Records from a data collection
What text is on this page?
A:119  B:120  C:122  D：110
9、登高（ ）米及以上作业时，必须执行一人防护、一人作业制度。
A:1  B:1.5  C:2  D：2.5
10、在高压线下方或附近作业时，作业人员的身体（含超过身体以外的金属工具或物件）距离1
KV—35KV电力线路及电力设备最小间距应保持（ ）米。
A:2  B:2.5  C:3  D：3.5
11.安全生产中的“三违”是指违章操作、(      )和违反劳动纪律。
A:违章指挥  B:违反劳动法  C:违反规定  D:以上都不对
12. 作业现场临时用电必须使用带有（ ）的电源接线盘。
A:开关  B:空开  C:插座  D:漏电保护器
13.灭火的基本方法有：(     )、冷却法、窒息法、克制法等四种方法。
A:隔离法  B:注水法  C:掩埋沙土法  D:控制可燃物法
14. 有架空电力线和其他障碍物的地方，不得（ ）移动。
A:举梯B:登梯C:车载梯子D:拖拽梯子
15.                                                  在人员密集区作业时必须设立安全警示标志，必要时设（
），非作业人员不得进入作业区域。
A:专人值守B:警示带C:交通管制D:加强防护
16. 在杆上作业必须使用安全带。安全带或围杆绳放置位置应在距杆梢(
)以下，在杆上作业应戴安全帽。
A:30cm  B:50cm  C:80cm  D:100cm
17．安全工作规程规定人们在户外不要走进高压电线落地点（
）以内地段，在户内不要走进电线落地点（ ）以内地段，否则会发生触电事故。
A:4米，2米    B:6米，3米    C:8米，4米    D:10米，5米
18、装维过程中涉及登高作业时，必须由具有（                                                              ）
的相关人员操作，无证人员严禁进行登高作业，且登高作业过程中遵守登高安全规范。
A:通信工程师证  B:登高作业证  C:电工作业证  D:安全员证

## WHAT IS BEING ASKED
Restate every entry word for word.

## TASK OUTPUT
What text is on this page?
A:119  B:120  C:122  D：110
9、登高（ ）米及以上作业时，必须执行一人防护、一人作业制度。
A:1  B:1.5  C:2  D：2.5
10、在高压线下方或附近作业时，作业人员的身体（含超过身体以外的金属工具或物件）距离1
KV—35KV电力线路及电力设备最小间距应保持（ ）米。
A:2  B:2.5  C:3  D：3.5
11.安全生产中的“三违”是指违章操作、(      )和违反劳动纪律。
A:违章指挥  B:违反劳动法  C:违反规定  D:以上都不对
12. 作业现场临时用电必须使用带有（ ）的电源接线盘。
A:开关  B:空开  C:插座  D:漏电保护器
13.灭火的基本方法有：(     )、冷却法、窒息法、克制法等四种方法。
A:隔离法  B:注水法  C:掩埋沙土法  D:控制可燃物法
14. 有架空电力线和其他障碍物的地方，不得（ ）移动。
A:举梯B:登梯C:车载梯子D:拖拽梯子
15.                                                  在人员密集区作业时必须设立安全警示标志，必要时设（
），非作业人员不得进入作业区域。
A:专人值守B:警示带C:交通管制D:加强防护
16. 在杆上作业必须使用安全带。安全带或围杆绳放置位置应在距杆梢(
)以下，在杆上作业应戴安全帽。
A:30cm  B:50cm  C:80cm  D:100cm
17．安全工作规程规定人们在户外不要走进高压电线落地点（
）以内地段，在户内不要走进电线落地点（ ）以内地段，否则会发生触电事故。
A:4米，2米    B:6米，3米    C:8米，4米    D:10米，5米
18、装维过程中涉及登高作业时，必须由具有（                                                              ）
的相关人员操作，无证人员严禁进行登高作业，且登高作业过程中遵守登高安全规范。
A:通信工程师证  B:登高作业证  C:电工作业证  D:安全员证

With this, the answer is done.